→ **Aim of the exercise**
Write out each entry again. Keep every word exactly as it is.

→ **Exercise inputs**

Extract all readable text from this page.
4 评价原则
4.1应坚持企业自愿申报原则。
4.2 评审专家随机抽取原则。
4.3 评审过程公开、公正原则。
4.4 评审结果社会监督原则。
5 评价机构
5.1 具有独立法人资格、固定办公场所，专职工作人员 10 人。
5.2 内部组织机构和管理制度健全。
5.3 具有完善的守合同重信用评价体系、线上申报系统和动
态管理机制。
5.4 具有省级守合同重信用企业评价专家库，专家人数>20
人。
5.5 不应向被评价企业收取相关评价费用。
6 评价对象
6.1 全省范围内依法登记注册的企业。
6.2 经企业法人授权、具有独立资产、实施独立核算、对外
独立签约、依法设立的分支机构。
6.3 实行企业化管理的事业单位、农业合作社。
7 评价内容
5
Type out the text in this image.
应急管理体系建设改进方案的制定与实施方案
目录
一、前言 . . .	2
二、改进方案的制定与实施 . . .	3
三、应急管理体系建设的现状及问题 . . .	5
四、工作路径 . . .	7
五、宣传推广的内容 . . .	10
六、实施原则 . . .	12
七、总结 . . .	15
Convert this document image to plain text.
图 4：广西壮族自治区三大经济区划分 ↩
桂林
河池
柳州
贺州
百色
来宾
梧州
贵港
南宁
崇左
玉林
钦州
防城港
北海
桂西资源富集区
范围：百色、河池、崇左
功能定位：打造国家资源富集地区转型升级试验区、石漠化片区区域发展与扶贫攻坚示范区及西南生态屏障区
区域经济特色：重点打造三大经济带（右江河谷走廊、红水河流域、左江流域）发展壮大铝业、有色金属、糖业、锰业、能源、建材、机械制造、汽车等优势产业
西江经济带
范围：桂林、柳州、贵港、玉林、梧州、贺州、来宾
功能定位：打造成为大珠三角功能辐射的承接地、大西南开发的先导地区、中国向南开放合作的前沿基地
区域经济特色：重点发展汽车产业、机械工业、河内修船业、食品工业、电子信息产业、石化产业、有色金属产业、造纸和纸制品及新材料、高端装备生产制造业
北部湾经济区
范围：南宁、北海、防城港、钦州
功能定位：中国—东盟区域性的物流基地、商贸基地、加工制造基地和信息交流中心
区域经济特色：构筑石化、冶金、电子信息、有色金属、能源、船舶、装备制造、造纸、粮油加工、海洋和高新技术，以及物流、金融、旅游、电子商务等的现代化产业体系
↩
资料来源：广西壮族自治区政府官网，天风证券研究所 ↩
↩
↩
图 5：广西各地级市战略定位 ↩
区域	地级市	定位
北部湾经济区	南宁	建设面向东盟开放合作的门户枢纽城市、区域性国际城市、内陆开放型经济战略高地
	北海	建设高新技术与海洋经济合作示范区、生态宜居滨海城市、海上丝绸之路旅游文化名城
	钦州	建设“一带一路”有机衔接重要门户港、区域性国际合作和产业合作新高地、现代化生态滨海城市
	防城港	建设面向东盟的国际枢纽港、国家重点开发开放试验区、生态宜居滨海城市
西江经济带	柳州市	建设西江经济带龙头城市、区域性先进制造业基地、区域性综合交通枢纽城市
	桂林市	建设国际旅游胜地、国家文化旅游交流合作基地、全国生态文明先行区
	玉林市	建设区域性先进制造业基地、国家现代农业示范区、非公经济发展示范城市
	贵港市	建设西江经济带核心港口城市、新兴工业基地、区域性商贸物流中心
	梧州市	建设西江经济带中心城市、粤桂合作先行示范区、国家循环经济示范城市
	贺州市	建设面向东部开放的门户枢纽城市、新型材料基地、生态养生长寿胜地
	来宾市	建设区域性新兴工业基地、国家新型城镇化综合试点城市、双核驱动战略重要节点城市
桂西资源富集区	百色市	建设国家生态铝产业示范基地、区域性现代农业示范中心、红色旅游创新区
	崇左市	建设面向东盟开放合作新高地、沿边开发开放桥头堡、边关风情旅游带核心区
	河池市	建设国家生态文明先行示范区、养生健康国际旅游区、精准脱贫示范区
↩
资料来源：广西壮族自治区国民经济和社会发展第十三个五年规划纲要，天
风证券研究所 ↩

→ **Final answer**
Extract all readable text from this page.
4 评价原则
4.1应坚持企业自愿申报原则。
4.2 评审专家随机抽取原则。
4.3 评审过程公开、公正原则。
4.4 评审结果社会监督原则。
5 评价机构
5.1 具有独立法人资格、固定办公场所，专职工作人员 10 人。
5.2 内部组织机构和管理制度健全。
5.3 具有完善的守合同重信用评价体系、线上申报系统和动
态管理机制。
5.4 具有省级守合同重信用企业评价专家库，专家人数>20
人。
5.5 不应向被评价企业收取相关评价费用。
6 评价对象
6.1 全省范围内依法登记注册的企业。
6.2 经企业法人授权、具有独立资产、实施独立核算、对外
独立签约、依法设立的分支机构。
6.3 实行企业化管理的事业单位、农业合作社。
7 评价内容
5
Type out the text in this image.
应急管理体系建设改进方案的制定与实施方案
目录
一、前言 . . .	2
二、改进方案的制定与实施 . . .	3
三、应急管理体系建设的现状及问题 . . .	5
四、工作路径 . . .	7
五、宣传推广的内容 . . .	10
六、实施原则 . . .	12
七、总结 . . .	15
Convert this document image to plain text.
图 4：广西壮族自治区三大经济区划分 ↩
桂林
河池
柳州
贺州
百色
来宾
梧州
贵港
南宁
崇左
玉林
钦州
防城港
北海
桂西资源富集区
范围：百色、河池、崇左
功能定位：打造国家资源富集地区转型升级试验区、石漠化片区区域发展与扶贫攻坚示范区及西南生态屏障区
区域经济特色：重点打造三大经济带（右江河谷走廊、红水河流域、左江流域）发展壮大铝业、有色金属、糖业、锰业、能源、建材、机械制造、汽车等优势产业
西江经济带
范围：桂林、柳州、贵港、玉林、梧州、贺州、来宾
功能定位：打造成为大珠三角功能辐射的承接地、大西南开发的先导地区、中国向南开放合作的前沿基地
区域经济特色：重点发展汽车产业、机械工业、河内修船业、食品工业、电子信息产业、石化产业、有色金属产业、造纸和纸制品及新材料、高端装备生产制造业
北部湾经济区
范围：南宁、北海、防城港、钦州
功能定位：中国—东盟区域性的物流基地、商贸基地、加工制造基地和信息交流中心
区域经济特色：构筑石化、冶金、电子信息、有色金属、能源、船舶、装备制造、造纸、粮油加工、海洋和高新技术，以及物流、金融、旅游、电子商务等的现代化产业体系
↩
资料来源：广西壮族自治区政府官网，天风证券研究所 ↩
↩
↩
图 5：广西各地级市战略定位 ↩
区域	地级市	定位
北部湾经济区	南宁	建设面向东盟开放合作的门户枢纽城市、区域性国际城市、内陆开放型经济战略高地
	北海	建设高新技术与海洋经济合作示范区、生态宜居滨海城市、海上丝绸之路旅游文化名城
	钦州	建设“一带一路”有机衔接重要门户港、区域性国际合作和产业合作新高地、现代化生态滨海城市
	防城港	建设面向东盟的国际枢纽港、国家重点开发开放试验区、生态宜居滨海城市
西江经济带	柳州市	建设西江经济带龙头城市、区域性先进制造业基地、区域性综合交通枢纽城市
	桂林市	建设国际旅游胜地、国家文化旅游交流合作基地、全国生态文明先行区
	玉林市	建设区域性先进制造业基地、国家现代农业示范区、非公经济发展示范城市
	贵港市	建设西江经济带核心港口城市、新兴工业基地、区域性商贸物流中心
	梧州市	建设西江经济带中心城市、粤桂合作先行示范区、国家循环经济示范城市
	贺州市	建设面向东部开放的门户枢纽城市、新型材料基地、生态养生长寿胜地
	来宾市	建设区域性新兴工业基地、国家新型城镇化综合试点城市、双核驱动战略重要节点城市
桂西资源富集区	百色市	建设国家生态铝产业示范基地、区域性现代农业示范中心、红色旅游创新区
	崇左市	建设面向东盟开放合作新高地、沿边开发开放桥头堡、边关风情旅游带核心区
	河池市	建设国家生态文明先行示范区、养生健康国际旅游区、精准脱贫示范区
↩
资料来源：广西壮族自治区国民经济和社会发展第十三个五年规划纲要，天
风证券研究所 ↩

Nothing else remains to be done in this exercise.